**Objective**
Copy the data below word for word, line by line, and omit the picture from your copy.

-- START Source data --

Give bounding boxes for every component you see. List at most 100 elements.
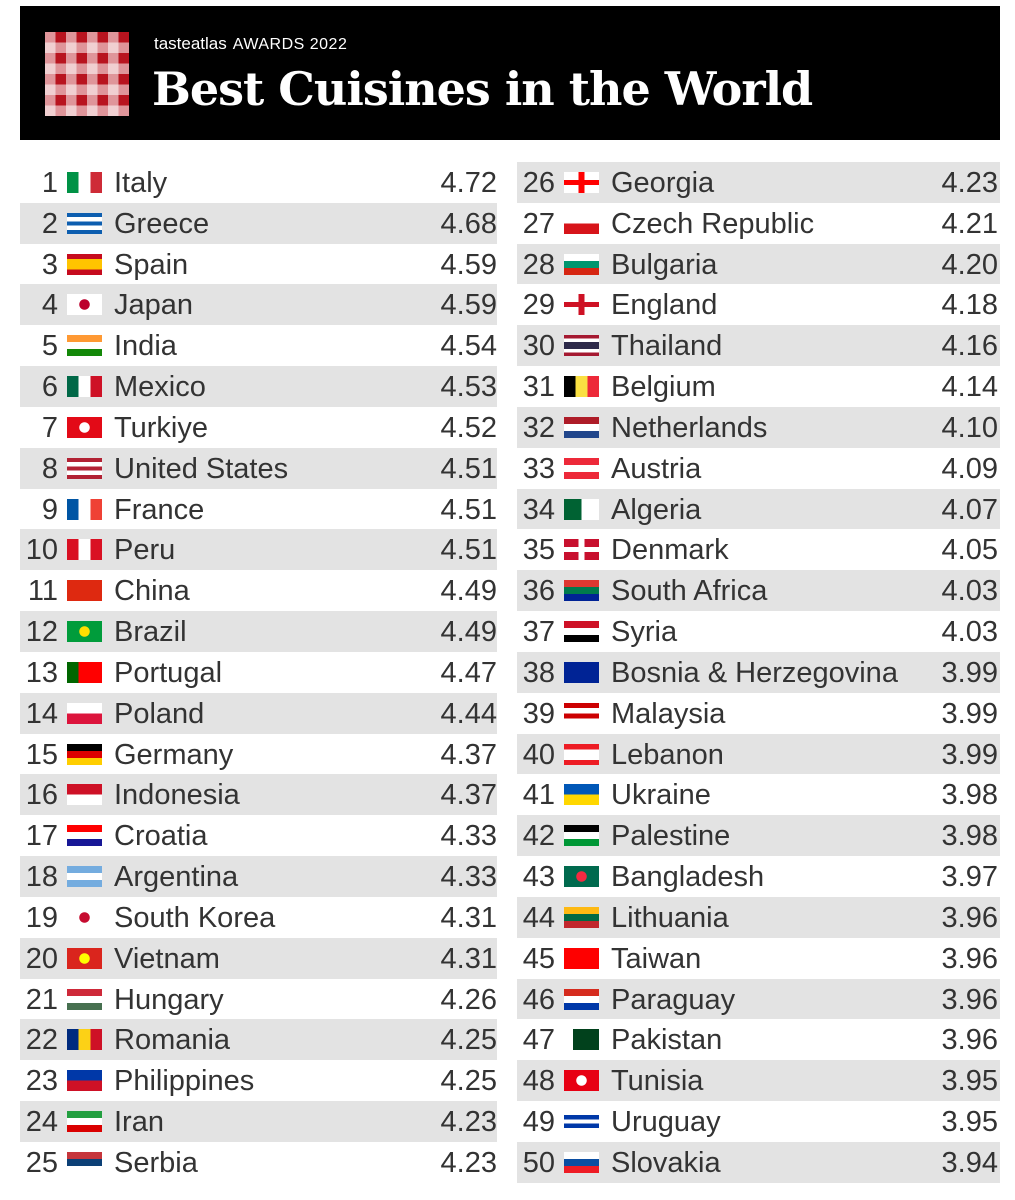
score: 4.51 [440,534,497,567]
table-row: 47 Pakistan 3.96 [517,1019,1000,1060]
country-name: Argentina [114,861,239,894]
rank: 42 [522,820,555,853]
tunisia-flag-icon [564,1070,599,1092]
score: 4.05 [941,534,998,567]
philippines-flag-icon [67,1070,102,1092]
rank: 18 [25,861,58,894]
page-title: Best Cuisines in the World [152,62,813,116]
rank: 49 [522,1106,555,1139]
iran-flag-icon [67,1111,102,1133]
rank: 25 [25,1146,58,1179]
rank: 34 [522,493,555,526]
lithuania-flag-icon [564,906,599,928]
united-states-flag-icon [67,457,102,479]
country-name: Paraguay [611,983,736,1016]
rank: 13 [25,656,58,689]
score: 4.16 [941,330,998,363]
score: 3.98 [941,820,998,853]
japan-flag-icon [67,294,102,316]
paraguay-flag-icon [564,988,599,1010]
country-name: Vietnam [114,942,220,975]
table-row: 21 Hungary 4.26 [20,979,497,1020]
score: 3.94 [941,1146,998,1179]
header-banner: tasteatlas AWARDS 2022 Best Cuisines in t… [20,6,1000,140]
score: 4.20 [941,248,998,281]
score: 4.47 [440,656,497,689]
score: 3.99 [941,697,998,730]
brazil-flag-icon [67,621,102,643]
algeria-flag-icon [564,498,599,520]
score: 4.07 [941,493,998,526]
south-africa-flag-icon [564,580,599,602]
poland-flag-icon [67,702,102,724]
rank: 8 [41,452,58,485]
rank: 26 [522,167,555,199]
country-name: Mexico [114,371,206,404]
country-name: Serbia [114,1146,198,1179]
table-row: 40 Lebanon 3.99 [517,733,1000,775]
brand-line: tasteatlas AWARDS 2022 [154,34,347,54]
table-row: 46 Paraguay 3.96 [517,978,1000,1020]
spain-flag-icon [67,253,102,275]
rank: 38 [522,656,555,689]
table-row: 12 Brazil 4.49 [20,611,497,652]
hungary-flag-icon [67,988,102,1010]
rank: 33 [522,452,555,485]
rank: 6 [41,371,58,404]
rank: 19 [25,901,58,934]
table-row: 17 Croatia 4.33 [20,815,497,856]
score: 4.49 [440,616,497,649]
country-name: Romania [114,1024,231,1057]
rank: 28 [522,248,555,281]
table-row: 32 Netherlands 4.10 [517,406,1000,448]
country-name: Bosnia & Herzegovina [611,656,898,689]
table-row: 48 Tunisia 3.95 [517,1060,1000,1102]
score: 3.96 [941,942,998,975]
table-row: 20 Vietnam 4.31 [20,937,497,979]
rank: 17 [25,820,58,853]
country-name: South Korea [114,901,276,934]
china-flag-icon [67,580,102,602]
rank: 11 [27,575,58,608]
score: 3.96 [941,901,998,934]
table-row: 15 Germany 4.37 [20,734,497,775]
table-row: 44 Lithuania 3.96 [517,896,1000,938]
denmark-flag-icon [564,539,599,561]
thailand-flag-icon [564,335,599,357]
table-row: 3 Spain 4.59 [20,244,497,285]
country-name: Netherlands [611,411,768,444]
score: 4.03 [941,575,998,608]
rank: 20 [25,942,58,975]
score: 4.26 [440,983,497,1016]
table-row: 13 Portugal 4.47 [20,652,497,693]
table-row: 5 India 4.54 [20,325,497,366]
country-name: Georgia [611,167,715,199]
score: 3.97 [941,861,998,894]
country-name: Greece [114,207,210,240]
rank: 50 [522,1146,555,1179]
country-name: Syria [611,616,678,649]
score: 4.72 [440,167,497,199]
table-row: 10 Peru 4.51 [20,529,497,571]
table-row: 11 China 4.49 [20,570,497,611]
czech-republic-flag-icon [564,212,599,234]
table-row: 38 Bosnia & Herzegovina 3.99 [517,651,1000,693]
score: 4.21 [941,207,998,240]
rank: 1 [41,167,58,199]
country-name: Philippines [114,1065,255,1098]
georgia-flag-icon [564,172,599,193]
table-row: 22 Romania 4.25 [20,1019,497,1061]
country-name: Algeria [611,493,702,526]
england-flag-icon [564,294,599,316]
rank: 46 [522,983,555,1016]
table-row: 14 Poland 4.44 [20,692,497,734]
country-name: Tunisia [611,1065,704,1098]
awards-label: AWARDS 2022 [232,36,348,53]
table-row: 9 France 4.51 [20,489,497,530]
rank: 9 [41,493,58,526]
country-name: Peru [114,534,176,567]
country-name: Belgium [611,371,716,404]
country-name: United States [114,452,289,485]
country-name: Uruguay [611,1106,721,1139]
country-name: Spain [114,248,189,281]
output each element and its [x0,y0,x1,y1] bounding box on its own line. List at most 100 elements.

-- END Source data --

**Task output**
Give bounding boxes for every component you see. List at most 100 elements.
score: 4.51 [440,534,497,567]
table-row: 47 Pakistan 3.96 [517,1019,1000,1060]
country-name: Argentina [114,861,239,894]
rank: 42 [522,820,555,853]
tunisia-flag-icon [564,1070,599,1092]
score: 4.05 [941,534,998,567]
philippines-flag-icon [67,1070,102,1092]
rank: 18 [25,861,58,894]
page-title: Best Cuisines in the World [152,62,813,116]
rank: 49 [522,1106,555,1139]
iran-flag-icon [67,1111,102,1133]
rank: 25 [25,1146,58,1179]
rank: 34 [522,493,555,526]
lithuania-flag-icon [564,906,599,928]
united-states-flag-icon [67,457,102,479]
country-name: Paraguay [611,983,736,1016]
rank: 13 [25,656,58,689]
score: 4.16 [941,330,998,363]
score: 3.98 [941,820,998,853]
japan-flag-icon [67,294,102,316]
paraguay-flag-icon [564,988,599,1010]
country-name: Vietnam [114,942,220,975]
table-row: 21 Hungary 4.26 [20,979,497,1020]
score: 3.94 [941,1146,998,1179]
header-banner: tasteatlas AWARDS 2022 Best Cuisines in t… [20,6,1000,140]
score: 4.20 [941,248,998,281]
score: 4.47 [440,656,497,689]
score: 3.99 [941,697,998,730]
brazil-flag-icon [67,621,102,643]
algeria-flag-icon [564,498,599,520]
score: 4.07 [941,493,998,526]
south-africa-flag-icon [564,580,599,602]
poland-flag-icon [67,702,102,724]
rank: 8 [41,452,58,485]
rank: 26 [522,167,555,199]
country-name: Mexico [114,371,206,404]
country-name: Serbia [114,1146,198,1179]
table-row: 40 Lebanon 3.99 [517,733,1000,775]
brand-line: tasteatlas AWARDS 2022 [154,34,347,54]
table-row: 46 Paraguay 3.96 [517,978,1000,1020]
spain-flag-icon [67,253,102,275]
rank: 38 [522,656,555,689]
table-row: 12 Brazil 4.49 [20,611,497,652]
hungary-flag-icon [67,988,102,1010]
rank: 33 [522,452,555,485]
rank: 6 [41,371,58,404]
rank: 19 [25,901,58,934]
table-row: 17 Croatia 4.33 [20,815,497,856]
score: 4.49 [440,616,497,649]
country-name: Romania [114,1024,231,1057]
rank: 28 [522,248,555,281]
table-row: 32 Netherlands 4.10 [517,406,1000,448]
country-name: Bosnia & Herzegovina [611,656,898,689]
table-row: 48 Tunisia 3.95 [517,1060,1000,1102]
score: 3.96 [941,942,998,975]
table-row: 20 Vietnam 4.31 [20,937,497,979]
rank: 17 [25,820,58,853]
country-name: South Korea [114,901,276,934]
china-flag-icon [67,580,102,602]
rank: 11 [27,575,58,608]
score: 3.96 [941,901,998,934]
table-row: 15 Germany 4.37 [20,734,497,775]
table-row: 44 Lithuania 3.96 [517,896,1000,938]
denmark-flag-icon [564,539,599,561]
thailand-flag-icon [564,335,599,357]
table-row: 3 Spain 4.59 [20,244,497,285]
country-name: Netherlands [611,411,768,444]
score: 4.03 [941,575,998,608]
rank: 20 [25,942,58,975]
score: 4.26 [440,983,497,1016]
table-row: 13 Portugal 4.47 [20,652,497,693]
table-row: 5 India 4.54 [20,325,497,366]
country-name: Georgia [611,167,715,199]
score: 3.97 [941,861,998,894]
country-name: Greece [114,207,210,240]
rank: 50 [522,1146,555,1179]
country-name: Syria [611,616,678,649]
score: 4.72 [440,167,497,199]
table-row: 10 Peru 4.51 [20,529,497,571]
table-row: 11 China 4.49 [20,570,497,611]
czech-republic-flag-icon [564,212,599,234]
table-row: 38 Bosnia & Herzegovina 3.99 [517,651,1000,693]
score: 4.21 [941,207,998,240]
rank: 1 [41,167,58,199]
country-name: Philippines [114,1065,255,1098]
georgia-flag-icon [564,172,599,193]
table-row: 22 Romania 4.25 [20,1019,497,1061]
country-name: Algeria [611,493,702,526]
england-flag-icon [564,294,599,316]
rank: 46 [522,983,555,1016]
table-row: 14 Poland 4.44 [20,692,497,734]
country-name: Tunisia [611,1065,704,1098]
awards-label: AWARDS 2022 [232,36,348,53]
table-row: 9 France 4.51 [20,489,497,530]
rank: 9 [41,493,58,526]
country-name: Peru [114,534,176,567]
country-name: Belgium [611,371,716,404]
country-name: United States [114,452,289,485]
country-name: Uruguay [611,1106,721,1139]
country-name: Spain [114,248,189,281]
output each element and its [x0,y0,x1,y1] bounding box on its own line. List at most 100 elements.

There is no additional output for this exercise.